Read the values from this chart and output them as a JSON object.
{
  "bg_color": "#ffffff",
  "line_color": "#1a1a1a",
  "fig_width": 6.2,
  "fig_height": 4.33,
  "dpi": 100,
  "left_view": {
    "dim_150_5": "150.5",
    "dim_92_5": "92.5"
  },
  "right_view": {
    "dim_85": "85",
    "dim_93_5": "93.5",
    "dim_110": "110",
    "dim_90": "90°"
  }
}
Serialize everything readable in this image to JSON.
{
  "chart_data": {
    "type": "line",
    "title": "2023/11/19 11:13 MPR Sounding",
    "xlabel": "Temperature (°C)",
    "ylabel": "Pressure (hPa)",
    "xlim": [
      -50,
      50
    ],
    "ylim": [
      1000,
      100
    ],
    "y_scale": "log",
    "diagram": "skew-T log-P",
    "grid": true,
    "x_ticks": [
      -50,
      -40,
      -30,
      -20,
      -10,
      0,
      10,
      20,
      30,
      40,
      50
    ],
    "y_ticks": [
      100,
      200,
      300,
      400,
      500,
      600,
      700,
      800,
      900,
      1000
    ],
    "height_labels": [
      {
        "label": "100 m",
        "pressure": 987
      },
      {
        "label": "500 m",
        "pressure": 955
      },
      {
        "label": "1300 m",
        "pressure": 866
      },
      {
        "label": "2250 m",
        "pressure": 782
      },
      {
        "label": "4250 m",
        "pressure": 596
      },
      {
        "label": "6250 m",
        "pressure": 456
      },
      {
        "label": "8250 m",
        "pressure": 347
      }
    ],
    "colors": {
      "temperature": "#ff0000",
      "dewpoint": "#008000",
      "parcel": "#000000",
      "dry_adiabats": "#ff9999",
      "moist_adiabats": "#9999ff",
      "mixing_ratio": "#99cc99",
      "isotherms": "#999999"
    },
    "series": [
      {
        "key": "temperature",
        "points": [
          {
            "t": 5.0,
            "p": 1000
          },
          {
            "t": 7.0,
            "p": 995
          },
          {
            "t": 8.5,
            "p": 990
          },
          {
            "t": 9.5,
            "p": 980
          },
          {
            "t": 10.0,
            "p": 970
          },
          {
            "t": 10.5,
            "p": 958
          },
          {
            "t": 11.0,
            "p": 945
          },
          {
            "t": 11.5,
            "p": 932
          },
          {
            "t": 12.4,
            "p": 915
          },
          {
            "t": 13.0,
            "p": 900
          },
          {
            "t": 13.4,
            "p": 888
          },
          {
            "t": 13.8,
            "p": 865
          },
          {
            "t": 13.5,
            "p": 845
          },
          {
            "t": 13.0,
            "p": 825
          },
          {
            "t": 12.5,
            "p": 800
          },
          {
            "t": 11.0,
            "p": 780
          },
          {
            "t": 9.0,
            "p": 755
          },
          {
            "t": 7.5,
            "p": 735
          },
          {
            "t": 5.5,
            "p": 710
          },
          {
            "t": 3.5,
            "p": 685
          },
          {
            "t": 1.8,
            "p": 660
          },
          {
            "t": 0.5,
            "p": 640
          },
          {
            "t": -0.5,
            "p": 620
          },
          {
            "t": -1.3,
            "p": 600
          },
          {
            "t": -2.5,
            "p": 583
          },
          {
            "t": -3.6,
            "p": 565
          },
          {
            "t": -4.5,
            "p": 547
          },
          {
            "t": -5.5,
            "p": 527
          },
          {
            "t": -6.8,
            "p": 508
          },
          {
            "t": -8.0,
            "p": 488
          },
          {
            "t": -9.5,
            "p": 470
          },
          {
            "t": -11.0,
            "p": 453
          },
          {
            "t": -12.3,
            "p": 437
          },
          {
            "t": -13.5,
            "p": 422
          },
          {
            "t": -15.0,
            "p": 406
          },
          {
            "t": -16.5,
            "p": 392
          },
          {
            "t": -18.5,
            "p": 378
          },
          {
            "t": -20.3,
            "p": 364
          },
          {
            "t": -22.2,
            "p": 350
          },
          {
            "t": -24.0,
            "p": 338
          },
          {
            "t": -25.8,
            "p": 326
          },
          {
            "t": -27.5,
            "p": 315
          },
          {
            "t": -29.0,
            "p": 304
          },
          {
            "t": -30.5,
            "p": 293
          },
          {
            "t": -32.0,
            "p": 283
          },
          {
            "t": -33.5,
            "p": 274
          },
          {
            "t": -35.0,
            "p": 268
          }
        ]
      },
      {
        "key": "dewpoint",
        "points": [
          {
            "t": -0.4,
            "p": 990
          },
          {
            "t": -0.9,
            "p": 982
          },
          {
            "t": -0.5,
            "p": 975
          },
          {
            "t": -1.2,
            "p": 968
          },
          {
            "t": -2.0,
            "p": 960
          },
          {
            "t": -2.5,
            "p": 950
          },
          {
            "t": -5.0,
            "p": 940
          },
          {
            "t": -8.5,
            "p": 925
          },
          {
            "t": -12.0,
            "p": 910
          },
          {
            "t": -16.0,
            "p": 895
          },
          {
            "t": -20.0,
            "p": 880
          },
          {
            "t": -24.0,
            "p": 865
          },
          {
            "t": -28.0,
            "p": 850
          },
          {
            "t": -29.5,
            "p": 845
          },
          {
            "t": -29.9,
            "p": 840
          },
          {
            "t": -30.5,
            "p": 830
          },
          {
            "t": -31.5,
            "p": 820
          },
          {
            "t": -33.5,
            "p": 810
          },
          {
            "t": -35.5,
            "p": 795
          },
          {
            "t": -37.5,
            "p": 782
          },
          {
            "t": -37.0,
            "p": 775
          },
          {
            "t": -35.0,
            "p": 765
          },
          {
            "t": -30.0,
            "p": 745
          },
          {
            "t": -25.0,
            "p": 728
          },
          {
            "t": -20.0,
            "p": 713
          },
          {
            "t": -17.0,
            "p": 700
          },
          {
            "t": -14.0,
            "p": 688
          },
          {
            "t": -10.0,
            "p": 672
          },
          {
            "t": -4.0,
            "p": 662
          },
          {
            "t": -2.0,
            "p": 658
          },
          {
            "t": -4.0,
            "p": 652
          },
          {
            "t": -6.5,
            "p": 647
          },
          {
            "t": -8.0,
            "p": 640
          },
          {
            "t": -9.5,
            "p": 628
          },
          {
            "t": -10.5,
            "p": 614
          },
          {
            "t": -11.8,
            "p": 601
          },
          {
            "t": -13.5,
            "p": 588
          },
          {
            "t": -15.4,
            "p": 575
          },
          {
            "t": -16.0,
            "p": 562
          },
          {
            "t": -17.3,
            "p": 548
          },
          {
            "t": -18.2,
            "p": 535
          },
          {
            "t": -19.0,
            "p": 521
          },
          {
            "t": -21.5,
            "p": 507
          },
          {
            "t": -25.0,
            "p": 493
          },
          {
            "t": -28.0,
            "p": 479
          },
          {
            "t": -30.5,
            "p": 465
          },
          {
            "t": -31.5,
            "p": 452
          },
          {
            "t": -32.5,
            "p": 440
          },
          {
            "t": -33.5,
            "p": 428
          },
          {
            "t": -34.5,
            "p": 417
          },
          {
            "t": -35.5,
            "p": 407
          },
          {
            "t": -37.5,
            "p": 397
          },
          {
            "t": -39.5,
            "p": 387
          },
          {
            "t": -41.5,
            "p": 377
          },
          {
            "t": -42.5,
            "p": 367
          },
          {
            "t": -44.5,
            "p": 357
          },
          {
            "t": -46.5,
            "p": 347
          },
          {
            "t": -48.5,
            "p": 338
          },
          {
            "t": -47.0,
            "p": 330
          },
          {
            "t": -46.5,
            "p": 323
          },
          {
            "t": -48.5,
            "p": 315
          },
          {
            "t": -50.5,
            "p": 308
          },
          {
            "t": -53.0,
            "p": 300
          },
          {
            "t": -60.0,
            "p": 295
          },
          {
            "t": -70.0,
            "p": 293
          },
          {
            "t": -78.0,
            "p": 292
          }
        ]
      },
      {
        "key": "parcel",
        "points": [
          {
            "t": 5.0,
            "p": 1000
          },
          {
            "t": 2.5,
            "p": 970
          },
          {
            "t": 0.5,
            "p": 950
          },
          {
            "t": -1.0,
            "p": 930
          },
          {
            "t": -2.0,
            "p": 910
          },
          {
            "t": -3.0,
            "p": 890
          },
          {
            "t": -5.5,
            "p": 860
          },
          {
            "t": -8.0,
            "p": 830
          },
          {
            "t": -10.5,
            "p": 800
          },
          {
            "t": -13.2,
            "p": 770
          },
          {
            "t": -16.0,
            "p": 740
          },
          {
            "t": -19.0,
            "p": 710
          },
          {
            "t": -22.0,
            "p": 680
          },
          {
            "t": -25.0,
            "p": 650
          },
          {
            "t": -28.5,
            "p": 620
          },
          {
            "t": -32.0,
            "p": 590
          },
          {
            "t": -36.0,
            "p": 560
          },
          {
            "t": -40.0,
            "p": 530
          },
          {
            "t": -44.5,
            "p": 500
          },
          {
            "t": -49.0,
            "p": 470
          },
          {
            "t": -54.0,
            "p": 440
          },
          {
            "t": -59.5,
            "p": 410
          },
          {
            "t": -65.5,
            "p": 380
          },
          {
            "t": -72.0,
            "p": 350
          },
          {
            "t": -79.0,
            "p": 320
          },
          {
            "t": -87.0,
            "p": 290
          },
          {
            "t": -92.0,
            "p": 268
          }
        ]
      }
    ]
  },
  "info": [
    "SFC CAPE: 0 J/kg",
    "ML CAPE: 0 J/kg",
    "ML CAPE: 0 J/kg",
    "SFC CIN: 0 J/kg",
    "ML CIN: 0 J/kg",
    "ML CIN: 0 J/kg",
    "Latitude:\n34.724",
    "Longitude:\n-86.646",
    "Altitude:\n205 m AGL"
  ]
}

....................

▶ [STATED PROBLEM]: Lines of the material that contain the word "JSON" are to be gathered.

▶ [SOLUTION FOR THIS TASK]:
Read the values from this chart and output them as a JSON object.
Serialize everything readable in this image to JSON.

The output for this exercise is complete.